===== PASSAGE TO READ =====

On Thu, Feb 8, 2018 at 10:30 AM Romain Manni-Bucau <rm...@gmail.com>
wrote:

> Very interesting! Sounds like a sane way for beam future and I'm very
> happy it is consistent with the current Java experience: no need to
> interlace runners at the end, it makes design, code and user experience way
> better than trying to put everything in the direct runner :).
>
> Le 8 févr. 2018 19:20, "María García Herrero" <ma...@google.com> a
> écrit :
>
>> Amazing improvement, Charles.
>> Thanks for the effort!
>>
>>
>> On Thu, Feb 8, 2018 at 10:14 AM Eugene Kirpichov <ki...@google.com>
>> wrote:
>>
>>> Sounds awesome, congratulations and thanks for making this happen!
>>>
>>> On Thu, Feb 8, 2018 at 10:07 AM Raghu Angadi <ra...@google.com> wrote:
>>>
>>>> This is terrific news! Thanks Charles.
>>>>
>>>> On Wed, Feb 7, 2018 at 5:55 PM, Charles Chen <cc...@google.com> wrote:
>>>>
>>>>> Local execution of Beam pipelines on the Python DirectRunner currently
>>>>> suffers from performance issues, which makes it hard for pipeline authors
>>>>> to iterate, especially on medium to large size datasets.  We would like to
>>>>> optimize and make this a better experience for Beam users.
>>>>>
>>>>> The FnApiRunner was written as a way of leveraging the portability
>>>>> framework execution code path for local portability development. We've
>>>>> found it also provides great speedups in batch execution with no user
>>>>> changes required, so we propose to switch to use this runner by default in
>>>>> batch pipelines.  For example, WordCount on the Shakespeare dataset with a
>>>>> single CPU core now takes 50 seconds to run, compared to 12 minutes before;
>>>>> this is a 15x performance improvement that users can get for free,
>>>>> with no user pipeline changes.
>>>>>
>>>>> The JIRA for this change is here (
>>>>> https://issues.apache.org/jira/browse/BEAM-3644), and a candidate
>>>>> patch is available here (https://github.com/apache/beam/pull/4634). I
>>>>> have been working over the last month on making this an automatic drop-in
>>>>> replacement for the current DirectRunner when applicable.  Before it
>>>>> becomes the default, you can try this runner now by manually specifying
>>>>> apache_beam.runners.portability.fn_api_runner.FnApiRunner as the
>>>>> runner.
>>>>>
>>>>> Even with this change, local Python pipeline execution can only
>>>>> effectively use one core because of the Python GIL.  A natural next step to
>>>>> further improve performance will be to refactor the FnApiRunner to allow
>>>>> for multi-process execution.  This is being tracked here (
>>>>> https://issues.apache.org/jira/browse/BEAM-3645).
>>>>>
>>>>> Best,
>>>>>
>>>>> Charles
>>>>>
>>>>
>>
>> --
>>
>> Impact is the effect that wouldn’t have happened if you hadn’t done what you
>> did.
>>
>>

Re: A 15x speed-up in local Python DirectRunner execution

Posted by Romain Manni-Bucau <rm...@gmail.com>.

Very interesting! Sounds like a sane way for beam future and I'm very happy
it is consistent with the current Java experience: no need to interlace
runners at the end, it makes design, code and user experience way better
than trying to put everything in the direct runner :).

===== RECORD LIST =====

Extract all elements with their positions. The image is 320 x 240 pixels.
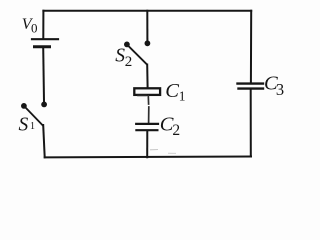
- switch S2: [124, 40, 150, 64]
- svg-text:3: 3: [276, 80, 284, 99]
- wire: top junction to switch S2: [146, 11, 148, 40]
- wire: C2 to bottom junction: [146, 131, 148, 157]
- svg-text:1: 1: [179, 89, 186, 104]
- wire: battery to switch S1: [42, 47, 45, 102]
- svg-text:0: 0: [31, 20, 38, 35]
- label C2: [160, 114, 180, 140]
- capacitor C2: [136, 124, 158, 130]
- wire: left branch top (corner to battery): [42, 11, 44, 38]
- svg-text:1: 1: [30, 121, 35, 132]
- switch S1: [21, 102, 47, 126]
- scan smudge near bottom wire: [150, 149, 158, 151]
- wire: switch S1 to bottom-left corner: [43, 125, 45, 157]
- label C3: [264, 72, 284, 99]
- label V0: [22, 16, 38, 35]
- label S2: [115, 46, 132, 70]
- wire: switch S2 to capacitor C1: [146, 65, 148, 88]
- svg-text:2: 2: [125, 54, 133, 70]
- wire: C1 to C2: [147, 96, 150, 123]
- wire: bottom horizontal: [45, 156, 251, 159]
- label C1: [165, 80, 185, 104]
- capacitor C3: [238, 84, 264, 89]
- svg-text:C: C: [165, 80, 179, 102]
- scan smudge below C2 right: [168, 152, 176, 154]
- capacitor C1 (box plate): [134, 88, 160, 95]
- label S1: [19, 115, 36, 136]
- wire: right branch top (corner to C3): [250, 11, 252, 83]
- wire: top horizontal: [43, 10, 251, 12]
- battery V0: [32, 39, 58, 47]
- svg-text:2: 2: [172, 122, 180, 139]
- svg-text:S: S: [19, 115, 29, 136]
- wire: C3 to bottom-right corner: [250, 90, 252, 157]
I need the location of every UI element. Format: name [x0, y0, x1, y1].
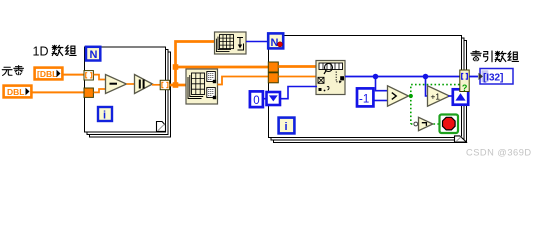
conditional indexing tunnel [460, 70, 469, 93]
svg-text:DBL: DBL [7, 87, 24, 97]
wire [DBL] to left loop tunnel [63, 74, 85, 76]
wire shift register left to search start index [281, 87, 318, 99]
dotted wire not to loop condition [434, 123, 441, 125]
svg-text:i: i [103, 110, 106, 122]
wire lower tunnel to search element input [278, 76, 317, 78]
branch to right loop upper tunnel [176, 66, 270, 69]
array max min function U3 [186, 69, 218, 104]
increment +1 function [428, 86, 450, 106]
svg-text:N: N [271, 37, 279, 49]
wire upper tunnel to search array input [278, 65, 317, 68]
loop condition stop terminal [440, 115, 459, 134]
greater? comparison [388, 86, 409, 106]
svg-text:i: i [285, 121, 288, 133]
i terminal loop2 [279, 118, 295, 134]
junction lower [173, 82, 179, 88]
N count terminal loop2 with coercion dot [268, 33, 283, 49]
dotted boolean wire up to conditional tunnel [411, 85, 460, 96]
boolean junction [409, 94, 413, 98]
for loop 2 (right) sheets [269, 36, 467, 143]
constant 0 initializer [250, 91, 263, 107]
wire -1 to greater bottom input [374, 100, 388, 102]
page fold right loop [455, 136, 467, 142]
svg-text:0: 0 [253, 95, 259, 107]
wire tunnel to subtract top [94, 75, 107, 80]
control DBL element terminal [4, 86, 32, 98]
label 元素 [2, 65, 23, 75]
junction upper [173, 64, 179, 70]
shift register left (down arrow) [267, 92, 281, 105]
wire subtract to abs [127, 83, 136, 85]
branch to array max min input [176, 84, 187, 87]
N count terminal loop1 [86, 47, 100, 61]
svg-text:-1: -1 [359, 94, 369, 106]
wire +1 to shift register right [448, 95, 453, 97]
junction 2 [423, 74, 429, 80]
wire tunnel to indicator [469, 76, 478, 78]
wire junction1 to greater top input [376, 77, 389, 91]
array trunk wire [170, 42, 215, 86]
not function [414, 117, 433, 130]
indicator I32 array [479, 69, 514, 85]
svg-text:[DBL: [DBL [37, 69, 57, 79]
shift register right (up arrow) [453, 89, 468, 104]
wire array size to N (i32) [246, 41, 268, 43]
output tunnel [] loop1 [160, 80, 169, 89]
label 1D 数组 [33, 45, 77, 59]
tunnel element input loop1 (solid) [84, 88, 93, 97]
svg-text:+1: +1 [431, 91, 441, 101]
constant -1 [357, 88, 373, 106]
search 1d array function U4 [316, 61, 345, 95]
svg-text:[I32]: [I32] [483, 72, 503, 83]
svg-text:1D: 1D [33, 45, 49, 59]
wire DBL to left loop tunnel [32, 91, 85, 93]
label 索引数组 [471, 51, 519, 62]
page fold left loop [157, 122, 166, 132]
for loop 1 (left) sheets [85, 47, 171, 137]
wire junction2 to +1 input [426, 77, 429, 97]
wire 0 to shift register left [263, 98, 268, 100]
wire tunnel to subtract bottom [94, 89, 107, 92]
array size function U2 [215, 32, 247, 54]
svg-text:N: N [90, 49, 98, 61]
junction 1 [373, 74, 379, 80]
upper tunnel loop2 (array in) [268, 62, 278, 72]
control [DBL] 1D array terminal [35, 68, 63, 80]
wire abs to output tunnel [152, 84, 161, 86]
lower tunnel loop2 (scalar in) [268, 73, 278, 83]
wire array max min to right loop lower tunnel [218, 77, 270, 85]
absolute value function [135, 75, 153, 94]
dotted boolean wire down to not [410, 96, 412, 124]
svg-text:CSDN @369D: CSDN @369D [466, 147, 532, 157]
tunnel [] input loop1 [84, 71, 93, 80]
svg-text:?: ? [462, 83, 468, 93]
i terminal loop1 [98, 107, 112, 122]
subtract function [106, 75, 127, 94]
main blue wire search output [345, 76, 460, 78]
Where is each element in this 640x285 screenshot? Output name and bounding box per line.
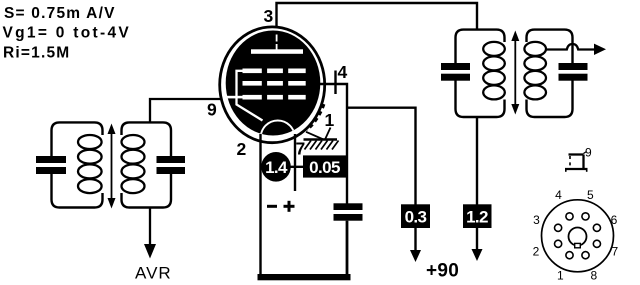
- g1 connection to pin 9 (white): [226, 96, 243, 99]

=====

__BRIEF 1__.
In the thread about the Python DirectRunner speed-up, retype the text from "On Thu, Feb 8, 2018 at 10:30" to "Amazing improvement, Charles.".
__BRIEF 2__.
According to the thread about the Python DirectRunner speed-up, how long does WordCount on the Shakespeare dataset with a single CPU core now take to run, and how long did it take before?

__WRITTEN SOLUTION 1__.
On Thu, Feb 8, 2018 at 10:30 AM Romain Manni-Bucau <rm...@gmail.com>
wrote:

> Very interesting! Sounds like a sane way for beam future and I'm very
> happy it is consistent with the current Java experience: no need to
> interlace runners at the end, it makes design, code and user experience way
> better than trying to put everything in the direct runner :).
>
> Le 8 févr. 2018 19:20, "María García Herrero" <ma...@google.com> a
> écrit :
>
>> Amazing improvement, Charles.

__WRITTEN SOLUTION 2__.
It now takes 50 seconds, compared to 12 minutes before.